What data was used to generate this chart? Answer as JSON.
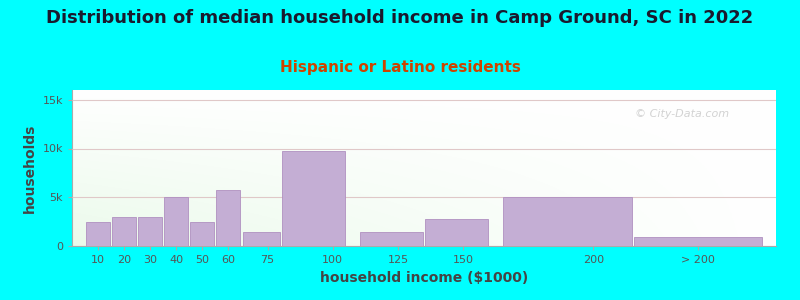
{
  "title": "Distribution of median household income in Camp Ground, SC in 2022",
  "subtitle": "Hispanic or Latino residents",
  "xlabel": "household income ($1000)",
  "ylabel": "households",
  "background_color": "#00ffff",
  "bar_color": "#c4aed4",
  "bar_edge_color": "#b090c0",
  "watermark": "© City-Data.com",
  "values": [
    2500,
    3000,
    3000,
    5000,
    2500,
    5700,
    1400,
    9700,
    1400,
    2800,
    5000,
    900
  ],
  "bar_lefts": [
    5,
    15,
    25,
    35,
    45,
    55,
    65,
    80,
    110,
    135,
    165,
    215
  ],
  "bar_widths": [
    10,
    10,
    10,
    10,
    10,
    10,
    15,
    25,
    25,
    25,
    50,
    50
  ],
  "yticks": [
    0,
    5000,
    10000,
    15000
  ],
  "ytick_labels": [
    "0",
    "5k",
    "10k",
    "15k"
  ],
  "ylim": [
    0,
    16000
  ],
  "xlim": [
    0,
    270
  ],
  "title_fontsize": 13,
  "subtitle_fontsize": 11,
  "axis_label_fontsize": 10,
  "tick_fontsize": 8,
  "title_color": "#1a1a2e",
  "subtitle_color": "#cc4400",
  "axis_label_color": "#444444",
  "tick_color": "#555555",
  "grid_color": "#e0c8c8",
  "xtick_positions": [
    10,
    20,
    30,
    40,
    50,
    60,
    75,
    100,
    125,
    150,
    200,
    240
  ],
  "xtick_labels": [
    "10",
    "20",
    "30",
    "40",
    "50",
    "60",
    "75",
    "100",
    "125",
    "150",
    "200",
    "> 200"
  ]
}
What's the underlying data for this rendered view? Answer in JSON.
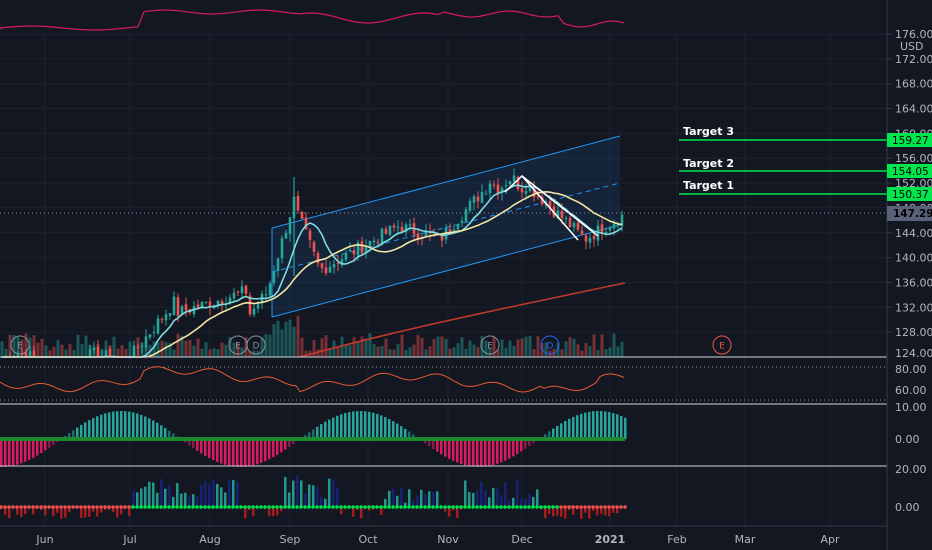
{
  "symbol_currency": "USD",
  "price_axis": {
    "ticks": [
      176,
      172,
      168,
      164,
      160,
      156,
      152,
      148,
      144,
      140,
      136,
      132,
      128
    ],
    "tick_labels": [
      "176.00",
      "172.00",
      "168.00",
      "164.00",
      "160.00",
      "156.00",
      "152.00",
      "148.00",
      "144.00",
      "140.00",
      "136.00",
      "132.00",
      "128.00"
    ],
    "bottom_partial_label": "124.00",
    "min": 124,
    "max": 176
  },
  "time_axis": {
    "labels": [
      "Jun",
      "Jul",
      "Aug",
      "Sep",
      "Oct",
      "Nov",
      "Dec",
      "2021",
      "Feb",
      "Mar",
      "Apr"
    ]
  },
  "current_price": {
    "value": 147.29,
    "label": "147.29",
    "color": "#5a6278"
  },
  "targets": [
    {
      "name": "Target 3",
      "value": 159.27,
      "label": "159.27"
    },
    {
      "name": "Target 2",
      "value": 154.05,
      "label": "154.05"
    },
    {
      "name": "Target 1",
      "value": 150.37,
      "label": "150.37"
    }
  ],
  "target_color": "#00e64d",
  "earnings_markers": [
    {
      "letter": "E",
      "color": "#8a8f9c"
    },
    {
      "letter": "E",
      "color": "#8a8f9c"
    },
    {
      "letter": "D",
      "color": "#8a8f9c"
    },
    {
      "letter": "E",
      "color": "#8a8f9c"
    },
    {
      "letter": "D",
      "color": "#2962ff"
    },
    {
      "letter": "E",
      "color": "#ef5350"
    }
  ],
  "indicator_axes": {
    "rsi": {
      "labels": [
        "80.00",
        "60.00"
      ]
    },
    "macd": {
      "labels": [
        "10.00",
        "0.00"
      ]
    },
    "momentum": {
      "labels": [
        "20.00",
        "0.00"
      ]
    }
  },
  "colors": {
    "background": "#131722",
    "up_candle": "#26a69a",
    "down_candle": "#ef5350",
    "ma_fast": "#7fdbe0",
    "ma_mid": "#f3e6a5",
    "ma_slow": "#c0392b",
    "channel": "#2196f3",
    "top_indicator": "#d81b60",
    "rsi_line": "#e65c2e"
  }
}
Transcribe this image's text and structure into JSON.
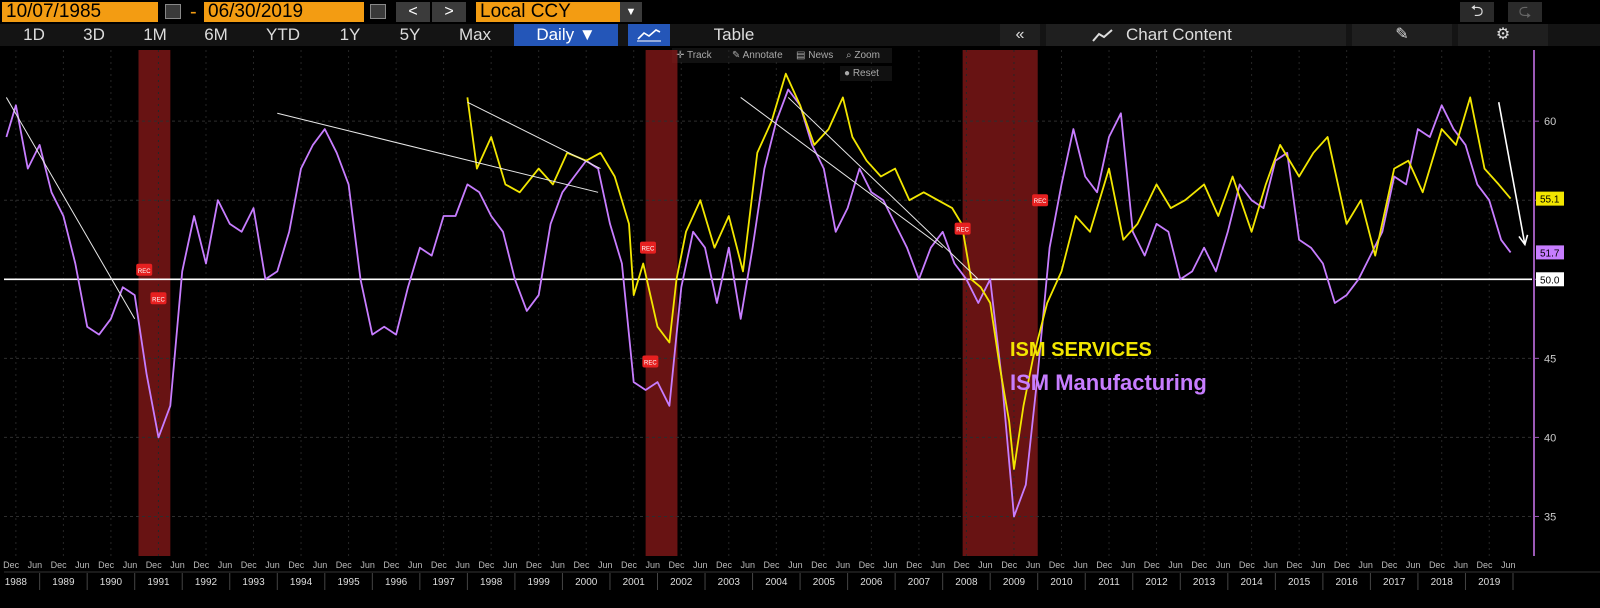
{
  "toolbar": {
    "start_date": "10/07/1985",
    "end_date": "06/30/2019",
    "date_separator": "-",
    "prev_label": "<",
    "next_label": ">",
    "currency": "Local CCY",
    "undo_label": "⮌",
    "redo_label": "⮎"
  },
  "timeframes": [
    "1D",
    "3D",
    "1M",
    "6M",
    "YTD",
    "1Y",
    "5Y",
    "Max"
  ],
  "frequency": "Daily",
  "table_label": "Table",
  "chart_content_label": "Chart Content",
  "chart_tools": {
    "track": "Track",
    "annotate": "Annotate",
    "news": "News",
    "zoom": "Zoom",
    "reset": "Reset"
  },
  "colors": {
    "services": "#f2e600",
    "manufacturing": "#c77dff",
    "recession": "#8b1a1a",
    "axis": "#9b59b6",
    "accent": "#f39c12"
  },
  "chart_data": {
    "type": "line",
    "ylim": [
      32.5,
      64.5
    ],
    "yticks": [
      35,
      40,
      45,
      50,
      55,
      60
    ],
    "xlim": [
      1987.75,
      2019.9
    ],
    "year_labels": [
      "1988",
      "1989",
      "1990",
      "1991",
      "1992",
      "1993",
      "1994",
      "1995",
      "1996",
      "1997",
      "1998",
      "1999",
      "2000",
      "2001",
      "2002",
      "2003",
      "2004",
      "2005",
      "2006",
      "2007",
      "2008",
      "2009",
      "2010",
      "2011",
      "2012",
      "2013",
      "2014",
      "2015",
      "2016",
      "2017",
      "2018",
      "2019"
    ],
    "month_tick_pattern": [
      "Dec",
      "Jun"
    ],
    "reference_line": {
      "value": 50.0,
      "label": "50.0"
    },
    "last_values": [
      {
        "series": "ISM SERVICES",
        "value": 55.1,
        "label": "55.1"
      },
      {
        "series": "ISM Manufacturing",
        "value": 51.7,
        "label": "51.7"
      }
    ],
    "recessions": [
      [
        1990.58,
        1991.25
      ],
      [
        2001.25,
        2001.92
      ],
      [
        2007.92,
        2009.5
      ]
    ],
    "rec_marker_label": "REC",
    "series": [
      {
        "name": "ISM SERVICES",
        "color": "#f2e600",
        "x": [
          1997.5,
          1997.7,
          1998.0,
          1998.3,
          1998.6,
          1999.0,
          1999.3,
          1999.6,
          2000.0,
          2000.3,
          2000.6,
          2000.9,
          2001.0,
          2001.2,
          2001.5,
          2001.75,
          2001.9,
          2002.1,
          2002.4,
          2002.7,
          2003.0,
          2003.3,
          2003.6,
          2003.9,
          2004.2,
          2004.5,
          2004.8,
          2005.1,
          2005.4,
          2005.6,
          2005.9,
          2006.2,
          2006.5,
          2006.8,
          2007.1,
          2007.4,
          2007.7,
          2007.9,
          2008.1,
          2008.3,
          2008.5,
          2008.7,
          2008.9,
          2009.0,
          2009.2,
          2009.4,
          2009.7,
          2010.0,
          2010.3,
          2010.6,
          2011.0,
          2011.3,
          2011.6,
          2012.0,
          2012.3,
          2012.6,
          2013.0,
          2013.3,
          2013.6,
          2014.0,
          2014.3,
          2014.6,
          2015.0,
          2015.3,
          2015.6,
          2016.0,
          2016.3,
          2016.6,
          2017.0,
          2017.3,
          2017.6,
          2018.0,
          2018.3,
          2018.6,
          2018.9,
          2019.2,
          2019.45
        ],
        "values": [
          61.5,
          57.0,
          59.0,
          56.0,
          55.5,
          57.0,
          56.0,
          58.0,
          57.5,
          58.0,
          56.5,
          53.5,
          49.0,
          51.0,
          47.0,
          46.0,
          50.0,
          53.0,
          55.0,
          52.0,
          54.0,
          50.5,
          58.0,
          60.0,
          63.0,
          61.0,
          58.5,
          59.5,
          61.5,
          59.0,
          57.5,
          56.5,
          57.0,
          55.0,
          55.5,
          55.0,
          54.5,
          53.5,
          50.0,
          49.5,
          48.5,
          44.5,
          41.0,
          38.0,
          42.0,
          45.0,
          48.5,
          50.5,
          54.0,
          53.0,
          57.0,
          52.5,
          53.5,
          56.0,
          54.5,
          55.0,
          56.0,
          54.0,
          56.5,
          53.0,
          56.0,
          58.5,
          56.5,
          58.0,
          59.0,
          53.5,
          55.0,
          51.5,
          57.0,
          57.5,
          55.5,
          59.5,
          58.5,
          61.5,
          57.0,
          56.0,
          55.1
        ]
      },
      {
        "name": "ISM Manufacturing",
        "color": "#c77dff",
        "x": [
          1987.8,
          1988.0,
          1988.25,
          1988.5,
          1988.75,
          1989.0,
          1989.25,
          1989.5,
          1989.75,
          1990.0,
          1990.25,
          1990.5,
          1990.75,
          1991.0,
          1991.25,
          1991.5,
          1991.75,
          1992.0,
          1992.25,
          1992.5,
          1992.75,
          1993.0,
          1993.25,
          1993.5,
          1993.75,
          1994.0,
          1994.25,
          1994.5,
          1994.75,
          1995.0,
          1995.25,
          1995.5,
          1995.75,
          1996.0,
          1996.25,
          1996.5,
          1996.75,
          1997.0,
          1997.25,
          1997.5,
          1997.75,
          1998.0,
          1998.25,
          1998.5,
          1998.75,
          1999.0,
          1999.25,
          1999.5,
          1999.75,
          2000.0,
          2000.25,
          2000.5,
          2000.75,
          2001.0,
          2001.25,
          2001.5,
          2001.75,
          2002.0,
          2002.25,
          2002.5,
          2002.75,
          2003.0,
          2003.25,
          2003.5,
          2003.75,
          2004.0,
          2004.25,
          2004.5,
          2004.75,
          2005.0,
          2005.25,
          2005.5,
          2005.75,
          2006.0,
          2006.25,
          2006.5,
          2006.75,
          2007.0,
          2007.25,
          2007.5,
          2007.75,
          2008.0,
          2008.25,
          2008.5,
          2008.75,
          2009.0,
          2009.25,
          2009.5,
          2009.75,
          2010.0,
          2010.25,
          2010.5,
          2010.75,
          2011.0,
          2011.25,
          2011.5,
          2011.75,
          2012.0,
          2012.25,
          2012.5,
          2012.75,
          2013.0,
          2013.25,
          2013.5,
          2013.75,
          2014.0,
          2014.25,
          2014.5,
          2014.75,
          2015.0,
          2015.25,
          2015.5,
          2015.75,
          2016.0,
          2016.25,
          2016.5,
          2016.75,
          2017.0,
          2017.25,
          2017.5,
          2017.75,
          2018.0,
          2018.25,
          2018.5,
          2018.75,
          2019.0,
          2019.25,
          2019.45
        ],
        "values": [
          59.0,
          61.0,
          57.0,
          58.5,
          55.5,
          54.0,
          51.0,
          47.0,
          46.5,
          47.5,
          49.5,
          49.0,
          44.0,
          40.0,
          42.0,
          50.5,
          54.0,
          51.0,
          55.0,
          53.5,
          53.0,
          54.5,
          50.0,
          50.5,
          53.0,
          57.0,
          58.5,
          59.5,
          58.0,
          56.0,
          50.0,
          46.5,
          47.0,
          46.5,
          49.5,
          52.0,
          51.5,
          54.0,
          54.0,
          56.0,
          55.5,
          54.0,
          53.0,
          50.0,
          48.0,
          49.0,
          53.5,
          55.5,
          56.5,
          57.5,
          57.0,
          53.5,
          51.0,
          43.5,
          43.0,
          43.5,
          42.0,
          49.5,
          53.0,
          52.0,
          48.5,
          52.0,
          47.5,
          52.0,
          57.0,
          60.0,
          62.0,
          61.0,
          58.5,
          57.0,
          53.0,
          54.5,
          57.0,
          55.5,
          55.0,
          53.5,
          52.0,
          50.0,
          52.0,
          53.0,
          51.0,
          50.0,
          48.5,
          50.0,
          43.5,
          35.0,
          37.0,
          44.0,
          52.0,
          56.0,
          59.5,
          56.5,
          55.5,
          59.0,
          60.5,
          53.0,
          51.5,
          53.5,
          53.0,
          50.0,
          50.5,
          52.0,
          50.5,
          53.0,
          56.0,
          55.0,
          54.5,
          57.5,
          58.0,
          52.5,
          52.0,
          51.0,
          48.5,
          49.0,
          50.0,
          51.5,
          53.0,
          56.5,
          56.0,
          59.5,
          59.0,
          61.0,
          59.5,
          58.5,
          56.0,
          55.0,
          52.5,
          51.7
        ]
      }
    ],
    "legend": [
      "ISM SERVICES",
      "ISM Manufacturing"
    ],
    "annotations": {
      "trendlines": [
        {
          "x": [
            1987.8,
            1990.5
          ],
          "y": [
            61.5,
            47.5
          ]
        },
        {
          "x": [
            1993.5,
            2000.25
          ],
          "y": [
            60.5,
            55.5
          ]
        },
        {
          "x": [
            1997.5,
            2000.3
          ],
          "y": [
            61.2,
            57.0
          ]
        },
        {
          "x": [
            2003.25,
            2007.5
          ],
          "y": [
            61.5,
            52.0
          ]
        },
        {
          "x": [
            2004.25,
            2008.25
          ],
          "y": [
            61.5,
            50.0
          ]
        }
      ],
      "arrow": {
        "x": [
          2019.2,
          2019.75
        ],
        "y": [
          61.2,
          52.2
        ]
      }
    }
  }
}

⁂

OBJECTIVE >>
Each line of the material above either contains the word "JSON" or does not; state how many do, and nothing else.

EXERCISE OUTPUT >>
3